§ TASK REQUIREMENTS:
Transcribe the records in full, keeping every character as it is.

§ RECORDS PROVIDED:
--------------------

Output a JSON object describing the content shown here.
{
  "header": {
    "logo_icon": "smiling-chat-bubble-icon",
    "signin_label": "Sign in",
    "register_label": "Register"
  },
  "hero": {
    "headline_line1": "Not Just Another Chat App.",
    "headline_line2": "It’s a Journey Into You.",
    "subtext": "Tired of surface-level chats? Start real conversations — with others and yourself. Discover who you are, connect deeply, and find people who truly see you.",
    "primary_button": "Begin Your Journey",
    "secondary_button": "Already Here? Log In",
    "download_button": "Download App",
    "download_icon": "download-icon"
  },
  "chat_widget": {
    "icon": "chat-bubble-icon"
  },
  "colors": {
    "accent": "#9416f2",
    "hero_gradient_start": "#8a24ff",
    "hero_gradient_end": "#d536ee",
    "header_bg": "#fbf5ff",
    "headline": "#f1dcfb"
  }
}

--------------------

§ EXPECTED ANSWER:
Output a JSON object describing the content shown here.
{
  "header": {
    "logo_icon": "smiling-chat-bubble-icon",
    "signin_label": "Sign in",
    "register_label": "Register"
  },
  "hero": {
    "headline_line1": "Not Just Another Chat App.",
    "headline_line2": "It’s a Journey Into You.",
    "subtext": "Tired of surface-level chats? Start real conversations — with others and yourself. Discover who you are, connect deeply, and find people who truly see you.",
    "primary_button": "Begin Your Journey",
    "secondary_button": "Already Here? Log In",
    "download_button": "Download App",
    "download_icon": "download-icon"
  },
  "chat_widget": {
    "icon": "chat-bubble-icon"
  },
  "colors": {
    "accent": "#9416f2",
    "hero_gradient_start": "#8a24ff",
    "hero_gradient_end": "#d536ee",
    "header_bg": "#fbf5ff",
    "headline": "#f1dcfb"
  }
}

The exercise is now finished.